» The exercise: Here are some records; quote them exactly, leaving out the pictures.

» Records for the exercise:
§

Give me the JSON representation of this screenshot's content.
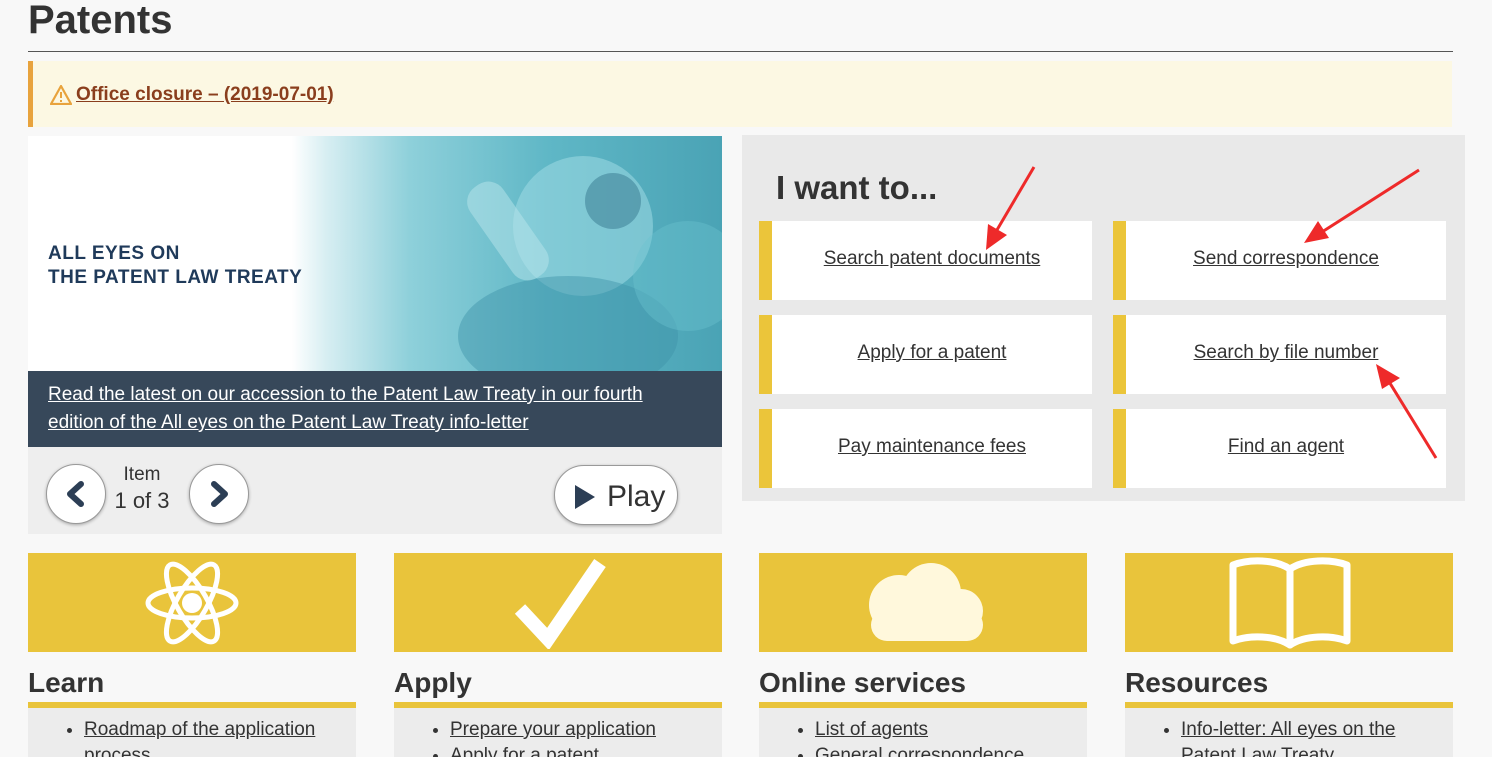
{
  "page": {
    "title": "Patents"
  },
  "alert": {
    "link_text": "Office closure – (2019-07-01)",
    "accent_color": "#e8a33d"
  },
  "carousel": {
    "banner_text": "ALL EYES ON\nTHE PATENT LAW TREATY",
    "caption": "Read the latest on our accession to the Patent Law Treaty in our fourth edition of the All eyes on the Patent Law Treaty info-letter",
    "item_label": "Item",
    "item_count": "1 of 3",
    "play_label": "Play",
    "prev_icon": "chevron-left-icon",
    "next_icon": "chevron-right-icon"
  },
  "iwant": {
    "heading": "I want to...",
    "tasks": [
      {
        "label": "Search patent documents"
      },
      {
        "label": "Send correspondence"
      },
      {
        "label": "Apply for a patent"
      },
      {
        "label": "Search by file number"
      },
      {
        "label": "Pay maintenance fees"
      },
      {
        "label": "Find an agent"
      }
    ],
    "accent_color": "#ebc53a"
  },
  "annotations": {
    "color": "#ee2a2a"
  },
  "tiles": [
    {
      "title": "Learn",
      "icon": "atom-icon",
      "links": [
        "Roadmap of the application",
        "process"
      ]
    },
    {
      "title": "Apply",
      "icon": "checkmark-icon",
      "links": [
        "Prepare your application",
        "Apply for a patent"
      ]
    },
    {
      "title": "Online services",
      "icon": "cloud-icon",
      "links": [
        "List of agents",
        "General correspondence"
      ]
    },
    {
      "title": "Resources",
      "icon": "open-book-icon",
      "links": [
        "Info-letter: All eyes on the",
        "Patent Law Treaty"
      ]
    }
  ]
}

§

» Solved exercise:
Give me the JSON representation of this screenshot's content.
{
  "page": {
    "title": "Patents"
  },
  "alert": {
    "link_text": "Office closure – (2019-07-01)",
    "accent_color": "#e8a33d"
  },
  "carousel": {
    "banner_text": "ALL EYES ON\nTHE PATENT LAW TREATY",
    "caption": "Read the latest on our accession to the Patent Law Treaty in our fourth edition of the All eyes on the Patent Law Treaty info-letter",
    "item_label": "Item",
    "item_count": "1 of 3",
    "play_label": "Play",
    "prev_icon": "chevron-left-icon",
    "next_icon": "chevron-right-icon"
  },
  "iwant": {
    "heading": "I want to...",
    "tasks": [
      {
        "label": "Search patent documents"
      },
      {
        "label": "Send correspondence"
      },
      {
        "label": "Apply for a patent"
      },
      {
        "label": "Search by file number"
      },
      {
        "label": "Pay maintenance fees"
      },
      {
        "label": "Find an agent"
      }
    ],
    "accent_color": "#ebc53a"
  },
  "annotations": {
    "color": "#ee2a2a"
  },
  "tiles": [
    {
      "title": "Learn",
      "icon": "atom-icon",
      "links": [
        "Roadmap of the application",
        "process"
      ]
    },
    {
      "title": "Apply",
      "icon": "checkmark-icon",
      "links": [
        "Prepare your application",
        "Apply for a patent"
      ]
    },
    {
      "title": "Online services",
      "icon": "cloud-icon",
      "links": [
        "List of agents",
        "General correspondence"
      ]
    },
    {
      "title": "Resources",
      "icon": "open-book-icon",
      "links": [
        "Info-letter: All eyes on the",
        "Patent Law Treaty"
      ]
    }
  ]
}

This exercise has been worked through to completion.